----- DATASET RECORDS -----
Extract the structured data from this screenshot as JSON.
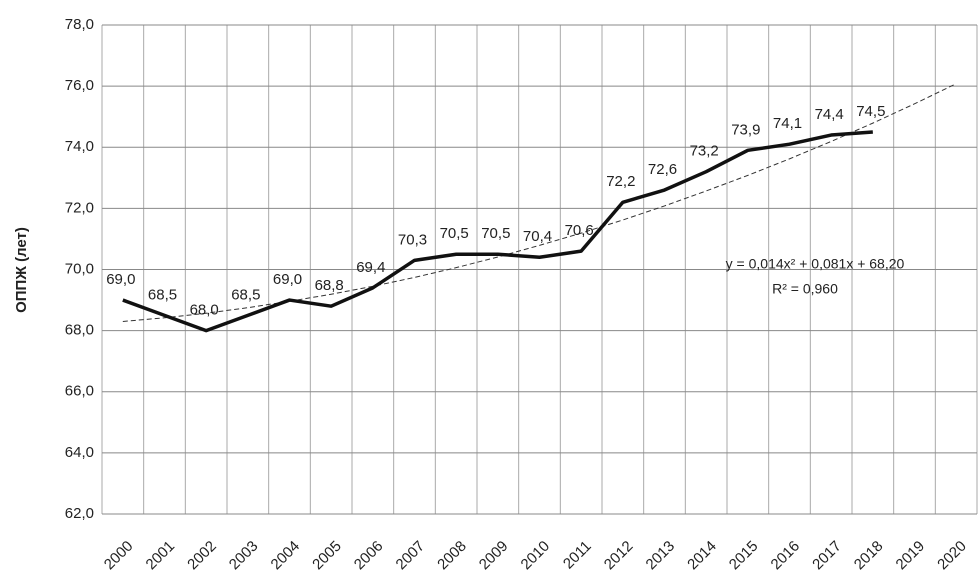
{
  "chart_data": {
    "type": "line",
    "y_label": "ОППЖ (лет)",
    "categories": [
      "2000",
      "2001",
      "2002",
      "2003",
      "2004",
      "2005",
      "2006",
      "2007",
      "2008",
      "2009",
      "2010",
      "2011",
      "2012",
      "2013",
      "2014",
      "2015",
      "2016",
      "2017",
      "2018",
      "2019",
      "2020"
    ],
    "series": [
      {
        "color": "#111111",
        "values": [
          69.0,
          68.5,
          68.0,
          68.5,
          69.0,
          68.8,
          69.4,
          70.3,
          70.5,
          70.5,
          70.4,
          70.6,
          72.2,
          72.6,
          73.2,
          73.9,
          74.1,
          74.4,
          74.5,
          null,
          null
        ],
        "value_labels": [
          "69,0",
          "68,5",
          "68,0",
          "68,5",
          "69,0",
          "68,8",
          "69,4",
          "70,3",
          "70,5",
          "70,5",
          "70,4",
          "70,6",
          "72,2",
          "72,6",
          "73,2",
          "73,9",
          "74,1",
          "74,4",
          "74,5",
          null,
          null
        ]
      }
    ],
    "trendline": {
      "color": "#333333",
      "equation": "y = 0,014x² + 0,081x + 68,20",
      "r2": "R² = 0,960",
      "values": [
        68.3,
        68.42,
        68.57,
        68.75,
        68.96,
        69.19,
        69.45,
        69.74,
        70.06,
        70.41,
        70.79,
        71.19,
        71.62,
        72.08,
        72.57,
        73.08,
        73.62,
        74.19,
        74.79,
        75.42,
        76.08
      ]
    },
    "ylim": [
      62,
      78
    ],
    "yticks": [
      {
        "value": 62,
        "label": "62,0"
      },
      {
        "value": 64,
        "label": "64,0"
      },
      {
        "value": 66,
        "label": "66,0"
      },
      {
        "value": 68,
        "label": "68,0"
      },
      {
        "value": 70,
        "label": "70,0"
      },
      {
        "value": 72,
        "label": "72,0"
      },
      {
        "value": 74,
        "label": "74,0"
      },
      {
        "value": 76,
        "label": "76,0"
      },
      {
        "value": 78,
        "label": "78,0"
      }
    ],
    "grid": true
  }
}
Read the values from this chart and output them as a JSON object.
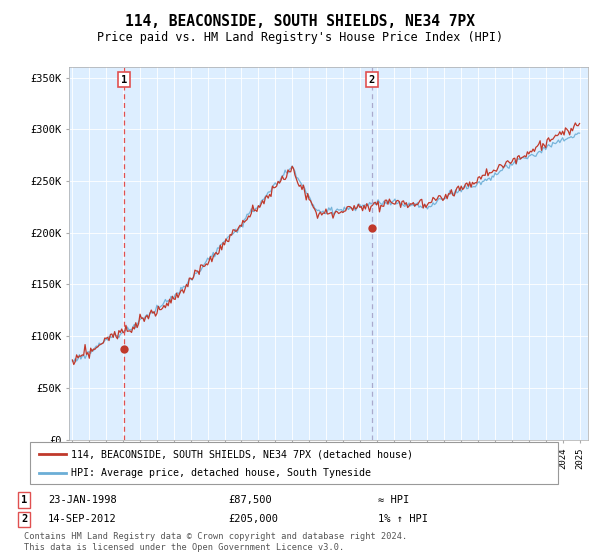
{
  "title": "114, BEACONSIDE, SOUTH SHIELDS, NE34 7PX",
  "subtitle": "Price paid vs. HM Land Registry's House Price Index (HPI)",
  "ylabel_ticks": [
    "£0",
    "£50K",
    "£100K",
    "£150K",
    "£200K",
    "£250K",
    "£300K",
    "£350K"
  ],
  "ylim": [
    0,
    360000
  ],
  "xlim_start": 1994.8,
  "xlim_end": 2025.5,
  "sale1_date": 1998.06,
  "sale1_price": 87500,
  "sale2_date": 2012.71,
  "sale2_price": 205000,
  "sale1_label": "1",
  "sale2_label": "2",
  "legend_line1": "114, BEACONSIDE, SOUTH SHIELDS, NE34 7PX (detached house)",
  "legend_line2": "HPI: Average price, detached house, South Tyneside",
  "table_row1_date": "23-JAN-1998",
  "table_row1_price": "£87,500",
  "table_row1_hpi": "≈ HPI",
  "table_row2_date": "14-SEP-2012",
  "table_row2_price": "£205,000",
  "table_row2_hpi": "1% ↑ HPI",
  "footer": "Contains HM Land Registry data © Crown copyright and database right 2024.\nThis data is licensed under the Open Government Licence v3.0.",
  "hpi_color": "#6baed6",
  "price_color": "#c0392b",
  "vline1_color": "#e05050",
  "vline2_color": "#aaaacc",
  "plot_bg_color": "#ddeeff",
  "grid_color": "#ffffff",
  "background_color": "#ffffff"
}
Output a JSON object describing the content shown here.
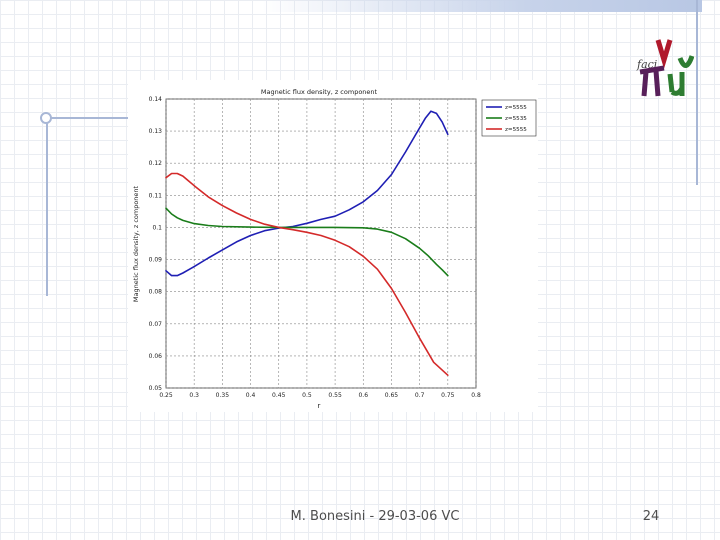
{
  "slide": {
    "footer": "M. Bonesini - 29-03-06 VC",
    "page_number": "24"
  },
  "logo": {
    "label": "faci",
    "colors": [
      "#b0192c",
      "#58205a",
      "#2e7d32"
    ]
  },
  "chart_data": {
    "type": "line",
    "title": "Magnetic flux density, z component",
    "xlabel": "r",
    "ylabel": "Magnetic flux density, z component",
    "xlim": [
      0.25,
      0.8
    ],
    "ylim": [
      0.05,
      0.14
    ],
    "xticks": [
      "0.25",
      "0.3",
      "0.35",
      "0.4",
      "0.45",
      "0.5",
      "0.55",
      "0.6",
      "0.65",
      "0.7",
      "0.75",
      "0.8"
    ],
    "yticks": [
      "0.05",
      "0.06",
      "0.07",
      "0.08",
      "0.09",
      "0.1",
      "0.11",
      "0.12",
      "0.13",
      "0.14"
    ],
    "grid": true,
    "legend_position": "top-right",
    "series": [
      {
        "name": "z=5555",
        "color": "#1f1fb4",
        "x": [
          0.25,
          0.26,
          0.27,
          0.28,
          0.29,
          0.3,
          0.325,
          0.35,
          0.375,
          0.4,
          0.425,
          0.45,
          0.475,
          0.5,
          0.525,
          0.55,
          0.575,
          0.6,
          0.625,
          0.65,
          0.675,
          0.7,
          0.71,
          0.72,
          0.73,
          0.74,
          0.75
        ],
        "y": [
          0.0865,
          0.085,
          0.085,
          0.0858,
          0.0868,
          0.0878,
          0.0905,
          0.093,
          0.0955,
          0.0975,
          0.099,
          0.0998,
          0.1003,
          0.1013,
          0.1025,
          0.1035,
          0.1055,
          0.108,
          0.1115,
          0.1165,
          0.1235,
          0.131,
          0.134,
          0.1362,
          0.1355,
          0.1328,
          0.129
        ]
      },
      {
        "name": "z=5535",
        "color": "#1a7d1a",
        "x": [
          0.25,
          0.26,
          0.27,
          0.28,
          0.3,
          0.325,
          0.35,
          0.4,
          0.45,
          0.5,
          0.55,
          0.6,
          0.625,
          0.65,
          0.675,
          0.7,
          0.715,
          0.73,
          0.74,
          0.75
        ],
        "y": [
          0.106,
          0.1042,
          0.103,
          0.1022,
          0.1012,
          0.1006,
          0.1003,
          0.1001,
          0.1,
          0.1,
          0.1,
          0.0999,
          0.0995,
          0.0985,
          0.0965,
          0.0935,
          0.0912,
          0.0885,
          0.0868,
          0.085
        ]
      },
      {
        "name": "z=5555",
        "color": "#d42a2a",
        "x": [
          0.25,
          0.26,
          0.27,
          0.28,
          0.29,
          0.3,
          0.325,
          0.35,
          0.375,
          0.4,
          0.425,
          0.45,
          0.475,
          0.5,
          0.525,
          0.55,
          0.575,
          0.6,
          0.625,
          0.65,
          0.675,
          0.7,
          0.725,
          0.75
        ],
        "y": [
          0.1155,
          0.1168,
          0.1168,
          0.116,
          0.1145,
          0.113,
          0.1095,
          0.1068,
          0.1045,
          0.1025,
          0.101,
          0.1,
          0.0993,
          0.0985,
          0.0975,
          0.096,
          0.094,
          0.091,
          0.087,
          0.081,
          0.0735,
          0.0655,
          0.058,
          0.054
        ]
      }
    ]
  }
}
-----
----- DATASET RECORDS -----
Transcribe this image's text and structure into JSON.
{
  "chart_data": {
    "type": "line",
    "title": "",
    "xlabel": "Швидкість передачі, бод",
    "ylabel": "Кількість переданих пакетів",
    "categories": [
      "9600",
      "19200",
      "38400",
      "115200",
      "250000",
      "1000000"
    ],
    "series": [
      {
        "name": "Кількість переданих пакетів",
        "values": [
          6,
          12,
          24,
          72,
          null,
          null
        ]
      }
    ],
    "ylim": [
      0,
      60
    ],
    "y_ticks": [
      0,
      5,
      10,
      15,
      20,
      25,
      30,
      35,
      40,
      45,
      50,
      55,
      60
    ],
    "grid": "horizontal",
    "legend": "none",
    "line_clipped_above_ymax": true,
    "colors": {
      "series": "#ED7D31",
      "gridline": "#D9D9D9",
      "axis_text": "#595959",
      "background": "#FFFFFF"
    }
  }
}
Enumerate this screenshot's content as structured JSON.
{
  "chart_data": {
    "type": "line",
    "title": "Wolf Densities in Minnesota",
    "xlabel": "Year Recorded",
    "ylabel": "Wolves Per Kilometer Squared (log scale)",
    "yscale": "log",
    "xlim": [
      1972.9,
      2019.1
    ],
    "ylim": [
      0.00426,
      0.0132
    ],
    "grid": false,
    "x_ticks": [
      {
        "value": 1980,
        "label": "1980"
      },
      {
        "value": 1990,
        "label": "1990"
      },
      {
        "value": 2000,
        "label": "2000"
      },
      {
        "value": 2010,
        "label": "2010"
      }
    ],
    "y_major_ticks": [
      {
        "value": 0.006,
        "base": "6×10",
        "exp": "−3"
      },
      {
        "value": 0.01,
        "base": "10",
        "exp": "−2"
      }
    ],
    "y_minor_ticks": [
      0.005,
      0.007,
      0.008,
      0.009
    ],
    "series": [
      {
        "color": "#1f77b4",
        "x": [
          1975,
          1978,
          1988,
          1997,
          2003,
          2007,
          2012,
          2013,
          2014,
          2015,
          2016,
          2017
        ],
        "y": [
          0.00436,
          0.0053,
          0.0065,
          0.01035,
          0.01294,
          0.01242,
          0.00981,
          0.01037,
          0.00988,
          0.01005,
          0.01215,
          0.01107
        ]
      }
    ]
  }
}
-----
----- DATASET RECORDS -----
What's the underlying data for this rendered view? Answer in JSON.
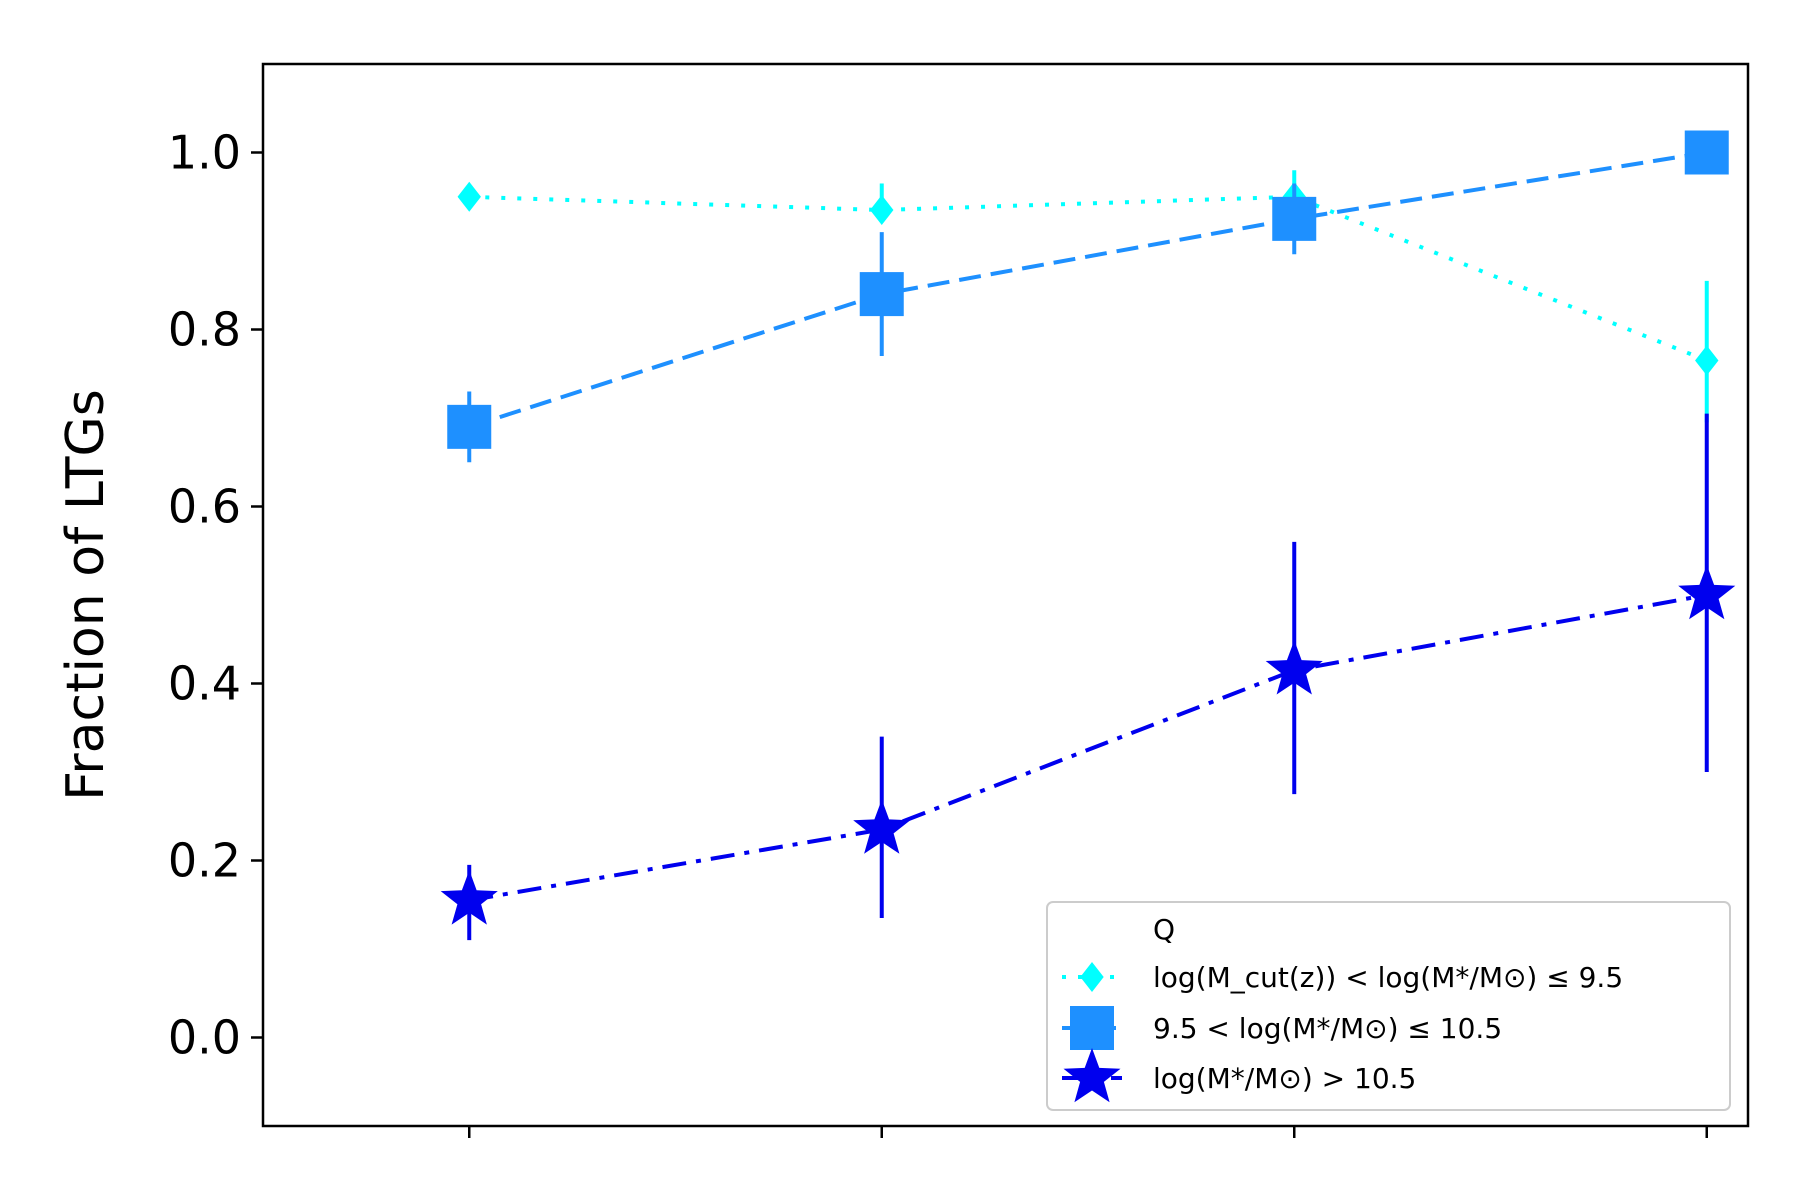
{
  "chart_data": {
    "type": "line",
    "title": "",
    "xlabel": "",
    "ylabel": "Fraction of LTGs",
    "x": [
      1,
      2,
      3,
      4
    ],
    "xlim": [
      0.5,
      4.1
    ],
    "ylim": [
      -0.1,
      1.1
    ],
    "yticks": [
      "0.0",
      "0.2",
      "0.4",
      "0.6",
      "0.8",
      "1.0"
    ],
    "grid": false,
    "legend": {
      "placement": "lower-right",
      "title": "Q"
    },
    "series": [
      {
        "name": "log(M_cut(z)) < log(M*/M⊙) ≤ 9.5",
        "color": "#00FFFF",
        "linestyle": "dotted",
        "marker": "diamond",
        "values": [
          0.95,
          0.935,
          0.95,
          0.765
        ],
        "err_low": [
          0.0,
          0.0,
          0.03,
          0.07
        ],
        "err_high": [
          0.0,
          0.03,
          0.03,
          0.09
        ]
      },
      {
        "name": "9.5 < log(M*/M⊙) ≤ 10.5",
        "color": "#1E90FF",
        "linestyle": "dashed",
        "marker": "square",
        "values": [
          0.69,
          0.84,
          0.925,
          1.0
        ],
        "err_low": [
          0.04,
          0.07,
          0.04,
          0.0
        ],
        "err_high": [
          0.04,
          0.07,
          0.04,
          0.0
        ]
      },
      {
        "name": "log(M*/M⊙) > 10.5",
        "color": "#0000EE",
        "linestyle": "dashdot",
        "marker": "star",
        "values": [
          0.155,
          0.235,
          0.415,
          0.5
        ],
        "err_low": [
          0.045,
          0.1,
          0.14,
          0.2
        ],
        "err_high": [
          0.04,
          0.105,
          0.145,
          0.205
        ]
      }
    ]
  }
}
-----
**DIRECTIVE**
Look over the listing above. Pick out and copy every line that includes "пакетів".

**RESULT OF THIS EXERCISE**
    "ylabel": "Кількість переданих пакетів",
        "name": "Кількість переданих пакетів",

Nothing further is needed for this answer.